» **Stated exercise**: Print the records below exactly as they appear.

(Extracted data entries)
========================================

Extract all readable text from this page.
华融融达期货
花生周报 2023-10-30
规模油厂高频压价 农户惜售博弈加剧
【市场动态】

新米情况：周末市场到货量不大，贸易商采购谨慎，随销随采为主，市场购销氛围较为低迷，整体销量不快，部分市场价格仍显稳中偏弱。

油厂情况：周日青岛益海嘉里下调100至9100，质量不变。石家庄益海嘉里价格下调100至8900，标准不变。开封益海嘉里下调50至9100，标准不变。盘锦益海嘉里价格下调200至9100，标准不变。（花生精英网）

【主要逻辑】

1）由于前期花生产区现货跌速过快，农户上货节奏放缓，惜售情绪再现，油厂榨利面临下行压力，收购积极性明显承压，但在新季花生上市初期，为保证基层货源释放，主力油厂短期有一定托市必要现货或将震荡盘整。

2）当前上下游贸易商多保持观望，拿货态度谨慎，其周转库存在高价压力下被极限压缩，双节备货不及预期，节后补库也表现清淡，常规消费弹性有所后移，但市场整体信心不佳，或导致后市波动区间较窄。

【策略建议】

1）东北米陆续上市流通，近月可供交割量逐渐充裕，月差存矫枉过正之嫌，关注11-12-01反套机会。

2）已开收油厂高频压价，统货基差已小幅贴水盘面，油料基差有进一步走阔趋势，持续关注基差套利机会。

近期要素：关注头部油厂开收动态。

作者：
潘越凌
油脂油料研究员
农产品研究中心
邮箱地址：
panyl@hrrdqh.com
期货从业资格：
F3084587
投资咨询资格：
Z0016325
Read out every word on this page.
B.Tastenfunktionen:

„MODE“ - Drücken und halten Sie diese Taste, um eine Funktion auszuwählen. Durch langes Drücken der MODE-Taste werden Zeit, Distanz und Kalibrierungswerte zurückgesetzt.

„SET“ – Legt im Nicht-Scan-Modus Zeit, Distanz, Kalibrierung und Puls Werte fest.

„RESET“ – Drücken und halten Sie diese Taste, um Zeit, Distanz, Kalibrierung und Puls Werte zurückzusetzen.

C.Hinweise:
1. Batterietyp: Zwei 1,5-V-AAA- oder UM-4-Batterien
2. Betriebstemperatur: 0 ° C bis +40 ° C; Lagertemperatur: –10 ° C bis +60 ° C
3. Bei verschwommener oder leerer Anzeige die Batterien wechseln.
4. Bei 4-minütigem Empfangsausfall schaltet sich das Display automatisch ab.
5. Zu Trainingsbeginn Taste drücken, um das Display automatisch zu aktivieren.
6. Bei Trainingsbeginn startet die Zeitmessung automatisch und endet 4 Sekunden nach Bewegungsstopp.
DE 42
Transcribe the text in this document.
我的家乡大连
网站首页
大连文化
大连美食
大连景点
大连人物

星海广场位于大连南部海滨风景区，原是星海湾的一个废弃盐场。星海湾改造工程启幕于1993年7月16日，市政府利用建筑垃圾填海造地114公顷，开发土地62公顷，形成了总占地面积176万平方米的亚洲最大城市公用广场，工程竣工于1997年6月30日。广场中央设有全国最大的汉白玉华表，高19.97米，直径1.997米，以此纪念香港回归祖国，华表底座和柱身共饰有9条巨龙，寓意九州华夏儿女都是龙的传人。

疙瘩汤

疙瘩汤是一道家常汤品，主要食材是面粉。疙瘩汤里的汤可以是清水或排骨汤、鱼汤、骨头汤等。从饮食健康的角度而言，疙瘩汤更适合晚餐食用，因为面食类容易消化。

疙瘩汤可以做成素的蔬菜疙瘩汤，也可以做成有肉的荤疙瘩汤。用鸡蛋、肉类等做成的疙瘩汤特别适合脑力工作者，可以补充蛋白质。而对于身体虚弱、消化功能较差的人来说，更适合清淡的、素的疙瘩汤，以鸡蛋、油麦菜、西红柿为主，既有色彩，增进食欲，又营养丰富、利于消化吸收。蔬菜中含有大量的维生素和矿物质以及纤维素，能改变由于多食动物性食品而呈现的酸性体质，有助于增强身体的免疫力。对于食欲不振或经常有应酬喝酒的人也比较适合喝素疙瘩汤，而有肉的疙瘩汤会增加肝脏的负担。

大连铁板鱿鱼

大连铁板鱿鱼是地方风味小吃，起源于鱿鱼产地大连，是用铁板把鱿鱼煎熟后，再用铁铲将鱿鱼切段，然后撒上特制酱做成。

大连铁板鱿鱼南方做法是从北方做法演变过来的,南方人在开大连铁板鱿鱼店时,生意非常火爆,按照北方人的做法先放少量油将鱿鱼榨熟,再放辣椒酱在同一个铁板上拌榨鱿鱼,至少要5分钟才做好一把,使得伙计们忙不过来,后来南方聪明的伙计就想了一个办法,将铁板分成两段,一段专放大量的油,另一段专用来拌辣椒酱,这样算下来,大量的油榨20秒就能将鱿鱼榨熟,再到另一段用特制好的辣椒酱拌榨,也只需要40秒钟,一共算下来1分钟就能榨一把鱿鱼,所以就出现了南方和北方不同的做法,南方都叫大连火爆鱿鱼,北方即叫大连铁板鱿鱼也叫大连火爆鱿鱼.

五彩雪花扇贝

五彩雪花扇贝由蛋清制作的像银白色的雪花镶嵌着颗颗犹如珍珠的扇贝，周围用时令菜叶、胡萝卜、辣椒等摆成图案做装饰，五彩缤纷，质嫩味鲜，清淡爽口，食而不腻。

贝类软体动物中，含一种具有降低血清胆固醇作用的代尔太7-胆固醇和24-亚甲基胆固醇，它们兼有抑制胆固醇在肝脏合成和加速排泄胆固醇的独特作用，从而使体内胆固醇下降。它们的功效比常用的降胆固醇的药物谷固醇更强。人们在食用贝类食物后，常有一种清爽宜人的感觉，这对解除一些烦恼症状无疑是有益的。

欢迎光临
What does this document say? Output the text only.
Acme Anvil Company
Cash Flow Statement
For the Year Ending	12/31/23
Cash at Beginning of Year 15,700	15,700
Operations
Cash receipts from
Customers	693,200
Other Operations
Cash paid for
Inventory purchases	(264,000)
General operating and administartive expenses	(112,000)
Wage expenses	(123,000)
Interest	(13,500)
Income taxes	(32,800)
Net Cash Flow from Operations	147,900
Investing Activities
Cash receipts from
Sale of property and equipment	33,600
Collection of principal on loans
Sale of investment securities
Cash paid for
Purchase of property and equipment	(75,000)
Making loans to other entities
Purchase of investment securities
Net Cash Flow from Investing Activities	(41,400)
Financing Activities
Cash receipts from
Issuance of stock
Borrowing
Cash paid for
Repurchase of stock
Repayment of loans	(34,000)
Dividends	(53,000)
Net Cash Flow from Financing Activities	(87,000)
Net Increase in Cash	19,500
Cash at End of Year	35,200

========================================

» **The completed task**:
Extract all readable text from this page.
华融融达期货
花生周报 2023-10-30
规模油厂高频压价 农户惜售博弈加剧
【市场动态】

新米情况：周末市场到货量不大，贸易商采购谨慎，随销随采为主，市场购销氛围较为低迷，整体销量不快，部分市场价格仍显稳中偏弱。

油厂情况：周日青岛益海嘉里下调100至9100，质量不变。石家庄益海嘉里价格下调100至8900，标准不变。开封益海嘉里下调50至9100，标准不变。盘锦益海嘉里价格下调200至9100，标准不变。（花生精英网）

【主要逻辑】

1）由于前期花生产区现货跌速过快，农户上货节奏放缓，惜售情绪再现，油厂榨利面临下行压力，收购积极性明显承压，但在新季花生上市初期，为保证基层货源释放，主力油厂短期有一定托市必要现货或将震荡盘整。

2）当前上下游贸易商多保持观望，拿货态度谨慎，其周转库存在高价压力下被极限压缩，双节备货不及预期，节后补库也表现清淡，常规消费弹性有所后移，但市场整体信心不佳，或导致后市波动区间较窄。

【策略建议】

1）东北米陆续上市流通，近月可供交割量逐渐充裕，月差存矫枉过正之嫌，关注11-12-01反套机会。

2）已开收油厂高频压价，统货基差已小幅贴水盘面，油料基差有进一步走阔趋势，持续关注基差套利机会。

近期要素：关注头部油厂开收动态。

作者：
潘越凌
油脂油料研究员
农产品研究中心
邮箱地址：
panyl@hrrdqh.com
期货从业资格：
F3084587
投资咨询资格：
Z0016325
Read out every word on this page.
B.Tastenfunktionen:

„MODE“ - Drücken und halten Sie diese Taste, um eine Funktion auszuwählen. Durch langes Drücken der MODE-Taste werden Zeit, Distanz und Kalibrierungswerte zurückgesetzt.

„SET“ – Legt im Nicht-Scan-Modus Zeit, Distanz, Kalibrierung und Puls Werte fest.

„RESET“ – Drücken und halten Sie diese Taste, um Zeit, Distanz, Kalibrierung und Puls Werte zurückzusetzen.

C.Hinweise:
1. Batterietyp: Zwei 1,5-V-AAA- oder UM-4-Batterien
2. Betriebstemperatur: 0 ° C bis +40 ° C; Lagertemperatur: –10 ° C bis +60 ° C
3. Bei verschwommener oder leerer Anzeige die Batterien wechseln.
4. Bei 4-minütigem Empfangsausfall schaltet sich das Display automatisch ab.
5. Zu Trainingsbeginn Taste drücken, um das Display automatisch zu aktivieren.
6. Bei Trainingsbeginn startet die Zeitmessung automatisch und endet 4 Sekunden nach Bewegungsstopp.
DE 42
Transcribe the text in this document.
我的家乡大连
网站首页
大连文化
大连美食
大连景点
大连人物

星海广场位于大连南部海滨风景区，原是星海湾的一个废弃盐场。星海湾改造工程启幕于1993年7月16日，市政府利用建筑垃圾填海造地114公顷，开发土地62公顷，形成了总占地面积176万平方米的亚洲最大城市公用广场，工程竣工于1997年6月30日。广场中央设有全国最大的汉白玉华表，高19.97米，直径1.997米，以此纪念香港回归祖国，华表底座和柱身共饰有9条巨龙，寓意九州华夏儿女都是龙的传人。

疙瘩汤

疙瘩汤是一道家常汤品，主要食材是面粉。疙瘩汤里的汤可以是清水或排骨汤、鱼汤、骨头汤等。从饮食健康的角度而言，疙瘩汤更适合晚餐食用，因为面食类容易消化。

疙瘩汤可以做成素的蔬菜疙瘩汤，也可以做成有肉的荤疙瘩汤。用鸡蛋、肉类等做成的疙瘩汤特别适合脑力工作者，可以补充蛋白质。而对于身体虚弱、消化功能较差的人来说，更适合清淡的、素的疙瘩汤，以鸡蛋、油麦菜、西红柿为主，既有色彩，增进食欲，又营养丰富、利于消化吸收。蔬菜中含有大量的维生素和矿物质以及纤维素，能改变由于多食动物性食品而呈现的酸性体质，有助于增强身体的免疫力。对于食欲不振或经常有应酬喝酒的人也比较适合喝素疙瘩汤，而有肉的疙瘩汤会增加肝脏的负担。

大连铁板鱿鱼

大连铁板鱿鱼是地方风味小吃，起源于鱿鱼产地大连，是用铁板把鱿鱼煎熟后，再用铁铲将鱿鱼切段，然后撒上特制酱做成。

大连铁板鱿鱼南方做法是从北方做法演变过来的,南方人在开大连铁板鱿鱼店时,生意非常火爆,按照北方人的做法先放少量油将鱿鱼榨熟,再放辣椒酱在同一个铁板上拌榨鱿鱼,至少要5分钟才做好一把,使得伙计们忙不过来,后来南方聪明的伙计就想了一个办法,将铁板分成两段,一段专放大量的油,另一段专用来拌辣椒酱,这样算下来,大量的油榨20秒就能将鱿鱼榨熟,再到另一段用特制好的辣椒酱拌榨,也只需要40秒钟,一共算下来1分钟就能榨一把鱿鱼,所以就出现了南方和北方不同的做法,南方都叫大连火爆鱿鱼,北方即叫大连铁板鱿鱼也叫大连火爆鱿鱼.

五彩雪花扇贝

五彩雪花扇贝由蛋清制作的像银白色的雪花镶嵌着颗颗犹如珍珠的扇贝，周围用时令菜叶、胡萝卜、辣椒等摆成图案做装饰，五彩缤纷，质嫩味鲜，清淡爽口，食而不腻。

贝类软体动物中，含一种具有降低血清胆固醇作用的代尔太7-胆固醇和24-亚甲基胆固醇，它们兼有抑制胆固醇在肝脏合成和加速排泄胆固醇的独特作用，从而使体内胆固醇下降。它们的功效比常用的降胆固醇的药物谷固醇更强。人们在食用贝类食物后，常有一种清爽宜人的感觉，这对解除一些烦恼症状无疑是有益的。

欢迎光临
What does this document say? Output the text only.
Acme Anvil Company
Cash Flow Statement
For the Year Ending	12/31/23
Cash at Beginning of Year 15,700	15,700
Operations
Cash receipts from
Customers	693,200
Other Operations
Cash paid for
Inventory purchases	(264,000)
General operating and administartive expenses	(112,000)
Wage expenses	(123,000)
Interest	(13,500)
Income taxes	(32,800)
Net Cash Flow from Operations	147,900
Investing Activities
Cash receipts from
Sale of property and equipment	33,600
Collection of principal on loans
Sale of investment securities
Cash paid for
Purchase of property and equipment	(75,000)
Making loans to other entities
Purchase of investment securities
Net Cash Flow from Investing Activities	(41,400)
Financing Activities
Cash receipts from
Issuance of stock
Borrowing
Cash paid for
Repurchase of stock
Repayment of loans	(34,000)
Dividends	(53,000)
Net Cash Flow from Financing Activities	(87,000)
Net Increase in Cash	19,500
Cash at End of Year	35,200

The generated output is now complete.